• _Written problem_
Locate the lines where "radiation" occurs and copy them as they stand.

----- Raw data

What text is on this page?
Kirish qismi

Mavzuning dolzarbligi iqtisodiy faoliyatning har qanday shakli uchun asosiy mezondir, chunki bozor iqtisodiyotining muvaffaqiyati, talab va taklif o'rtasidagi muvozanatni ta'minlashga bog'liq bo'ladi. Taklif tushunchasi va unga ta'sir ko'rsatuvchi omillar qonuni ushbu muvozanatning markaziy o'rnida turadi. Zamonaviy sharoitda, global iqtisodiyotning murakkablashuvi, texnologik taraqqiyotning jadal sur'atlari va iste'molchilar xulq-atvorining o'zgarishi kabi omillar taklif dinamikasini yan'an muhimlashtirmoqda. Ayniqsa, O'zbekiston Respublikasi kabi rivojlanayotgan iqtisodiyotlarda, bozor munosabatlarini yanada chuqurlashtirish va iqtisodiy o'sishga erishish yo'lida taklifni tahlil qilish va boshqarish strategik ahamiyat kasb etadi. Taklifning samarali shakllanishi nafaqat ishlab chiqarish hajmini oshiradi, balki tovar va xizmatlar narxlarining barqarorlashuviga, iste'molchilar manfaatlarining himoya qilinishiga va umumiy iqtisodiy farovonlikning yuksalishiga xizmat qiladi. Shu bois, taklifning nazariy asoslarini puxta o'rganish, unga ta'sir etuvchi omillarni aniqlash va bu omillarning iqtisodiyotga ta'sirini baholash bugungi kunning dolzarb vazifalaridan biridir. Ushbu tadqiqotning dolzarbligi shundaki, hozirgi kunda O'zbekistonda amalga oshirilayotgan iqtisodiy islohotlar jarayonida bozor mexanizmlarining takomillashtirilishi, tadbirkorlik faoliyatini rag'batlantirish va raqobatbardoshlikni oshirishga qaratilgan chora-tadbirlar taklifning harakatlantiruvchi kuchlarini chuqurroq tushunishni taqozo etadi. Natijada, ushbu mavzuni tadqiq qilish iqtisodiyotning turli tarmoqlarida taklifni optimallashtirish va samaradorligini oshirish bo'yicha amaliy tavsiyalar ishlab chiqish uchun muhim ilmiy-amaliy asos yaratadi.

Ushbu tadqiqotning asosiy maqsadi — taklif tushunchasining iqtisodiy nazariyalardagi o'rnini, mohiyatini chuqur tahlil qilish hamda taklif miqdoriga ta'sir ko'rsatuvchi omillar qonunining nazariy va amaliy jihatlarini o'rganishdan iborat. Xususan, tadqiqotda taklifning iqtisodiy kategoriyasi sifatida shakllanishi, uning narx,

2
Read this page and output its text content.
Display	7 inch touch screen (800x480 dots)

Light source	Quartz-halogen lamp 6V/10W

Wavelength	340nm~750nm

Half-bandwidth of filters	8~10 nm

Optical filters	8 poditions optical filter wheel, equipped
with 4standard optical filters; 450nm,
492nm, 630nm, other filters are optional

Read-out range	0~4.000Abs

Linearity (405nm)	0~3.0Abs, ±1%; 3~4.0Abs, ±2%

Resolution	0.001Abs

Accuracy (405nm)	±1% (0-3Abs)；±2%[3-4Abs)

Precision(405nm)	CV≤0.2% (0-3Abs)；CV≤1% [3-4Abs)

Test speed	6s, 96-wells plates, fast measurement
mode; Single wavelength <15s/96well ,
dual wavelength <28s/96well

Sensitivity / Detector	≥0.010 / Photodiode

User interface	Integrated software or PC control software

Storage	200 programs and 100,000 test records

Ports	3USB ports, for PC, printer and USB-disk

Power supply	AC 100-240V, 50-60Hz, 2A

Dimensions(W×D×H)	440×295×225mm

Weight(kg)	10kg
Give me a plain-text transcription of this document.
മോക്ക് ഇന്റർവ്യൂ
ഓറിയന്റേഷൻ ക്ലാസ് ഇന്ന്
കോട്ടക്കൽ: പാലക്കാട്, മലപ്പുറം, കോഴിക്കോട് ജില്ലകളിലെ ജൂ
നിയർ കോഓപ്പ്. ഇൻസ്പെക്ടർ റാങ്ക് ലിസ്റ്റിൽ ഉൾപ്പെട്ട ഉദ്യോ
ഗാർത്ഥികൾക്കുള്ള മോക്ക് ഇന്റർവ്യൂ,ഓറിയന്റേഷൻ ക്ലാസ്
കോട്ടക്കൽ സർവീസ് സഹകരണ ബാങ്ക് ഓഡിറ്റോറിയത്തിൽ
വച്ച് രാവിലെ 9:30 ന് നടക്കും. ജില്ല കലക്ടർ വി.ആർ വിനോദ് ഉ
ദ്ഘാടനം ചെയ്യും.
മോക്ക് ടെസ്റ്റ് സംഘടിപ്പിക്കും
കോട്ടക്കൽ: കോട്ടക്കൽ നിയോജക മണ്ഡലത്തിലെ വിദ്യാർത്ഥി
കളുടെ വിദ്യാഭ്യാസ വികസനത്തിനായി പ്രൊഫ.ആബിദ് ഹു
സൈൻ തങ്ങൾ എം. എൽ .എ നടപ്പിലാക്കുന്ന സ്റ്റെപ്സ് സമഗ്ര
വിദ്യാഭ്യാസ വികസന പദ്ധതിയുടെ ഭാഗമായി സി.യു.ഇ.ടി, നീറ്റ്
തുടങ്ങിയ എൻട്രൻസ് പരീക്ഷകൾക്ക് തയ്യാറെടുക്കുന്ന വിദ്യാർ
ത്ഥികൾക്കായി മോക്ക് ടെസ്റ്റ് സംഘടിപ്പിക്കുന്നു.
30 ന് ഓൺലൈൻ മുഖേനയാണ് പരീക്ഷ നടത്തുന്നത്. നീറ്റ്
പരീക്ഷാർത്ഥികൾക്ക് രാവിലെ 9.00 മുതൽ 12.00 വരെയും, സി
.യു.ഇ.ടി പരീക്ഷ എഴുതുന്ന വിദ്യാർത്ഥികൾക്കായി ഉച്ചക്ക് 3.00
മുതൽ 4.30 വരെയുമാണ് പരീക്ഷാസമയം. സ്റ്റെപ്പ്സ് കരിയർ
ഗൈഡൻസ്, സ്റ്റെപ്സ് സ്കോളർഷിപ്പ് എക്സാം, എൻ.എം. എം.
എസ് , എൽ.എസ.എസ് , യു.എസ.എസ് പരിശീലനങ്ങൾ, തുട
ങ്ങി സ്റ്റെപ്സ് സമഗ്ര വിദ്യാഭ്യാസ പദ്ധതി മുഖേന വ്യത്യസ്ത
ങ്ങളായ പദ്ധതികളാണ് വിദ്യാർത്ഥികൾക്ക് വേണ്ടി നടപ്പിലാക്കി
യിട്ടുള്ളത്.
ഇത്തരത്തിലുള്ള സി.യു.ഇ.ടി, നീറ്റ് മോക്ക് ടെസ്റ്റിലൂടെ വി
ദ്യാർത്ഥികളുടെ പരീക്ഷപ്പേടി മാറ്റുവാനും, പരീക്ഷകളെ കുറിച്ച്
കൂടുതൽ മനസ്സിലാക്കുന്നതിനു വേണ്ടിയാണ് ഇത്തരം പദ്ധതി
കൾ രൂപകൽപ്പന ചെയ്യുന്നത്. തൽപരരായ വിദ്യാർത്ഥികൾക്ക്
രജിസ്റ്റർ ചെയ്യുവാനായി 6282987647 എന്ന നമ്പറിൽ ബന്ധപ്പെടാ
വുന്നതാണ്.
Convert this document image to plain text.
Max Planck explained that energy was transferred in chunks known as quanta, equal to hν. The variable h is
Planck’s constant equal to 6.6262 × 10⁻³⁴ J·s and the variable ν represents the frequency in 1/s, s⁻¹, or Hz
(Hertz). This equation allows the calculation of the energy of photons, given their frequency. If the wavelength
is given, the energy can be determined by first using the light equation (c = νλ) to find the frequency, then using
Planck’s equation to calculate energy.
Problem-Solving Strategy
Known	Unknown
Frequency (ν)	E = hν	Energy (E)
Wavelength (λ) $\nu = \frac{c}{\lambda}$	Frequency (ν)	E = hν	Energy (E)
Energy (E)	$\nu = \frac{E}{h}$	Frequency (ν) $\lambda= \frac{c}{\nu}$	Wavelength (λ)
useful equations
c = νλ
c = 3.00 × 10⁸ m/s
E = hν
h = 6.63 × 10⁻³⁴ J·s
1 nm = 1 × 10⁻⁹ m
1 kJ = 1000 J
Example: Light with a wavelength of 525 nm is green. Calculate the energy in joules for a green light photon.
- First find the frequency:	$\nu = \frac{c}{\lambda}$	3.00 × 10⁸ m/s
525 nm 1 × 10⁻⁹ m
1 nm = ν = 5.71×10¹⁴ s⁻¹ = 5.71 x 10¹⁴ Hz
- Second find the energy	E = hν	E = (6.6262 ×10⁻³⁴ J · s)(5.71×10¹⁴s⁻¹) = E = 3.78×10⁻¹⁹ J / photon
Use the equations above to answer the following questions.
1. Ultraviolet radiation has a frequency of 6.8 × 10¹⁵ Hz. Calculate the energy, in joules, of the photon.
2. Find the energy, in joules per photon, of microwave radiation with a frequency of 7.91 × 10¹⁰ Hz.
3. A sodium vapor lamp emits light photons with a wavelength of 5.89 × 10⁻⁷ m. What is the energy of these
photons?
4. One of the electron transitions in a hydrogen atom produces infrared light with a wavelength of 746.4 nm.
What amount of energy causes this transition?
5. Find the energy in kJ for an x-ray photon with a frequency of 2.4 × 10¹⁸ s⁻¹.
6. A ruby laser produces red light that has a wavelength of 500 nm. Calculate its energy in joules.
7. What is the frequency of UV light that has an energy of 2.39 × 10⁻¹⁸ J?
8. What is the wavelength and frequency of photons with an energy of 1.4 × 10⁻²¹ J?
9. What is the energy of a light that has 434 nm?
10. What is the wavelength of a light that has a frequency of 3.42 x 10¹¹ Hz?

----------

• _Written solution_
1. Ultraviolet radiation has a frequency of 6.8 × 10¹⁵ Hz. Calculate the energy, in joules, of the photon.
2. Find the energy, in joules per photon, of microwave radiation with a frequency of 7.91 × 10¹⁰ Hz.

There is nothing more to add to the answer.